→ PROBLEM STATEMENT:
Using the data below, determine the number of lines that include the string "gold". Write only that number.

→ STORED DATA:
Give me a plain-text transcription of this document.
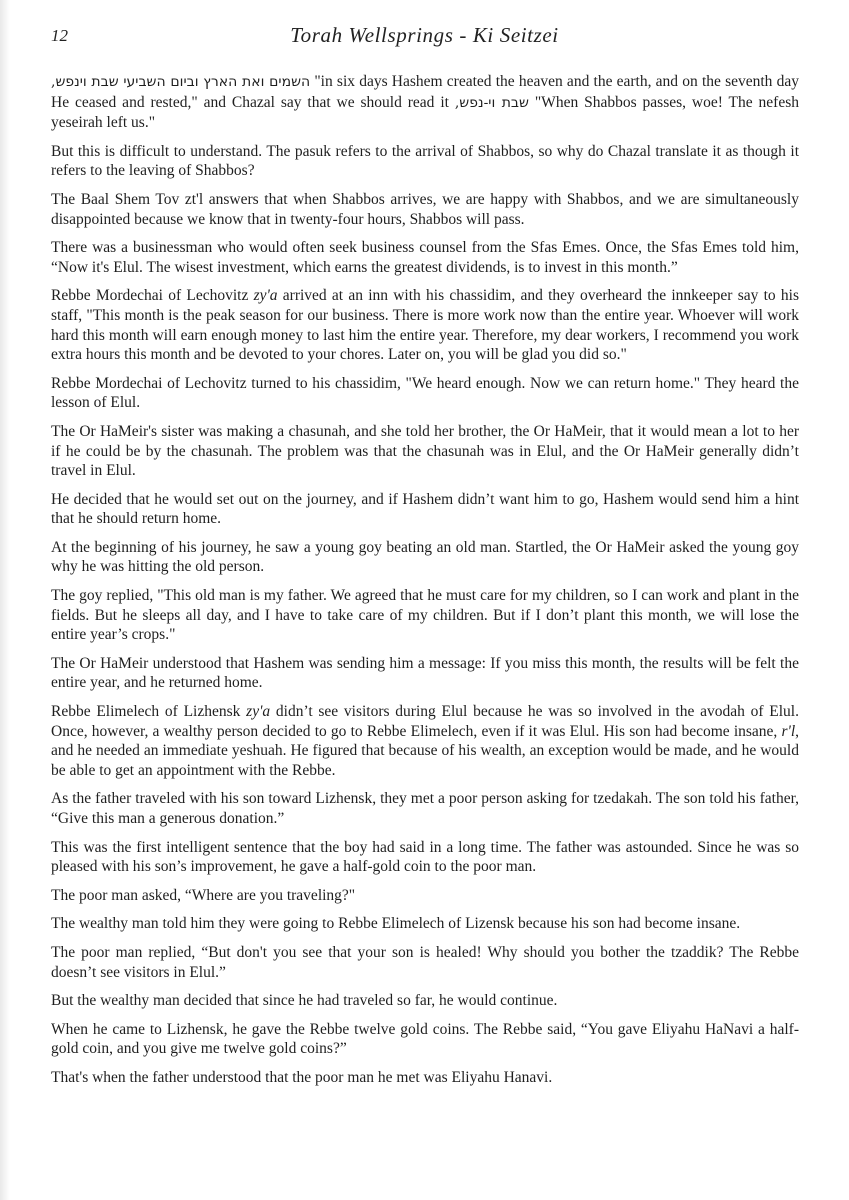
12	Torah Wellsprings - Ki Seitzei

השמים ואת הארץ וביום השביעי שבת וינפש, "in six days Hashem created the heaven and the earth, and on the seventh day He ceased and rested," and Chazal say that we should read it שבת וי-נפש, "When Shabbos passes, woe! The nefesh yeseirah left us."

But this is difficult to understand. The pasuk refers to the arrival of Shabbos, so why do Chazal translate it as though it refers to the leaving of Shabbos?

The Baal Shem Tov zt'l answers that when Shabbos arrives, we are happy with Shabbos, and we are simultaneously disappointed because we know that in twenty-four hours, Shabbos will pass.

There was a businessman who would often seek business counsel from the Sfas Emes. Once, the Sfas Emes told him, “Now it's Elul. The wisest investment, which earns the greatest dividends, is to invest in this month.”

Rebbe Mordechai of Lechovitz zy'a arrived at an inn with his chassidim, and they overheard the innkeeper say to his staff, "This month is the peak season for our business. There is more work now than the entire year. Whoever will work hard this month will earn enough money to last him the entire year. Therefore, my dear workers, I recommend you work extra hours this month and be devoted to your chores. Later on, you will be glad you did so."

Rebbe Mordechai of Lechovitz turned to his chassidim, "We heard enough. Now we can return home." They heard the lesson of Elul.

The Or HaMeir's sister was making a chasunah, and she told her brother, the Or HaMeir, that it would mean a lot to her if he could be by the chasunah. The problem was that the chasunah was in Elul, and the Or HaMeir generally didn’t travel in Elul.

He decided that he would set out on the journey, and if Hashem didn’t want him to go, Hashem would send him a hint that he should return home.

At the beginning of his journey, he saw a young goy beating an old man. Startled, the Or HaMeir asked the young goy why he was hitting the old person.

The goy replied, "This old man is my father. We agreed that he must care for my children, so I can work and plant in the fields. But he sleeps all day, and I have to take care of my children. But if I don’t plant this month, we will lose the entire year’s crops."

The Or HaMeir understood that Hashem was sending him a message: If you miss this month, the results will be felt the entire year, and he returned home.

Rebbe Elimelech of Lizhensk zy'a didn’t see visitors during Elul because he was so involved in the avodah of Elul. Once, however, a wealthy person decided to go to Rebbe Elimelech, even if it was Elul. His son had become insane, r'l, and he needed an immediate yeshuah. He figured that because of his wealth, an exception would be made, and he would be able to get an appointment with the Rebbe.

As the father traveled with his son toward Lizhensk, they met a poor person asking for tzedakah. The son told his father, “Give this man a generous donation.”

This was the first intelligent sentence that the boy had said in a long time. The father was astounded. Since he was so pleased with his son’s improvement, he gave a half-gold coin to the poor man.

The poor man asked, “Where are you traveling?"

The wealthy man told him they were going to Rebbe Elimelech of Lizensk because his son had become insane.

The poor man replied, “But don't you see that your son is healed! Why should you bother the tzaddik? The Rebbe doesn’t see visitors in Elul.”

But the wealthy man decided that since he had traveled so far, he would continue.

When he came to Lizhensk, he gave the Rebbe twelve gold coins. The Rebbe said, “You gave Eliyahu HaNavi a half-gold coin, and you give me twelve gold coins?”

That's when the father understood that the poor man he met was Eliyahu Hanavi.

→ WRITTEN ANSWER:
2